● WORK REQUEST: After going through the data below, state how many lines contain "wird", and nothing else.

● RECORDS FOR THE EXERCISE:

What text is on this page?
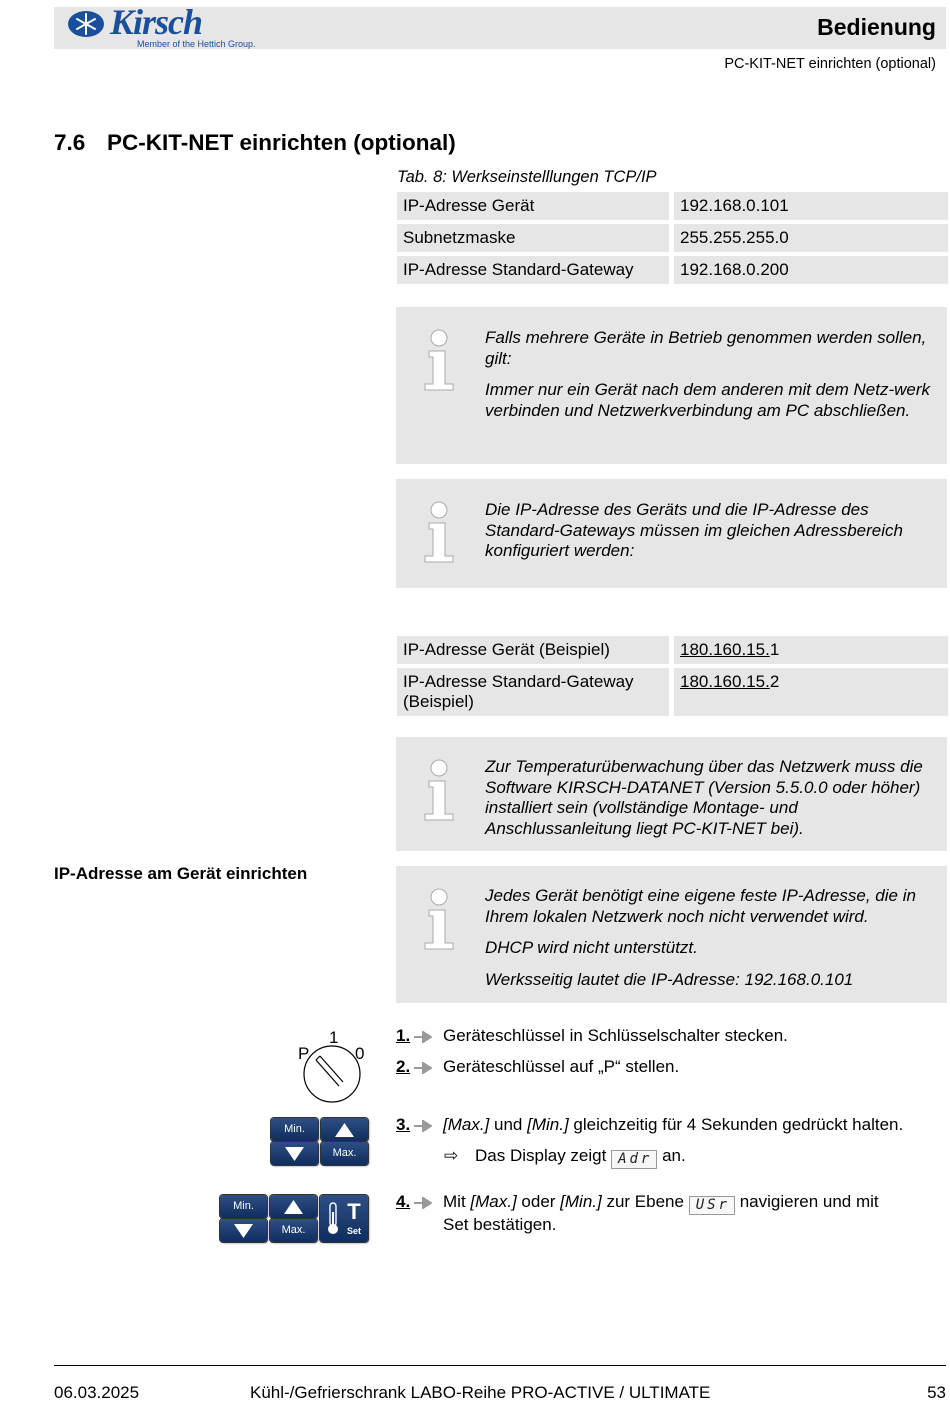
Kirsch
Member of the Hettich Group.
Bedienung
PC-KIT-NET einrichten (optional)
7.6 PC-KIT-NET einrichten (optional)
Tab. 8: Werkseinstelllungen TCP/IP
IP-Adresse Gerät	192.168.0.101
Subnetzmaske	255.255.255.0
IP-Adresse Standard-Gateway	192.168.0.200

Falls mehrere Geräte in Betrieb genommen werden sollen, gilt:

Immer nur ein Gerät nach dem anderen mit dem Netz-werk verbinden und Netzwerkverbindung am PC abschließen.

Die IP-Adresse des Geräts und die IP-Adresse des Standard-Gateways müssen im gleichen Adressbereich konfiguriert werden:

IP-Adresse Gerät (Beispiel)	180.160.15.1
IP-Adresse Standard-Gateway (Beispiel)	180.160.15.2

Zur Temperaturüberwachung über das Netzwerk muss die Software KIRSCH-DATANET (Version 5.5.0.0 oder höher) installiert sein (vollständige Montage- und Anschlussanleitung liegt PC-KIT-NET bei).

IP-Adresse am Gerät einrichten

Jedes Gerät benötigt eine eigene feste IP-Adresse, die in Ihrem lokalen Netzwerk noch nicht verwendet wird.

DHCP wird nicht unterstützt.

Werksseitig lautet die IP-Adresse: 192.168.0.101

P
1
0
Min.
Max.
Min.
Max.
T
Set
1. Geräteschlüssel in Schlüsselschalter stecken.
2. Geräteschlüssel auf „P“ stellen.
3. [Max.] und [Min.] gleichzeitig für 4 Sekunden gedrückt halten.
⇨ Das Display zeigt Adr an.
4. Mit [Max.] oder [Min.] zur Ebene USr navigieren und mit
Set bestätigen.
06.03.2025	Kühl-/Gefrierschrank LABO-Reihe PRO-ACTIVE / ULTIMATE	53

● FINAL ANSWER: 2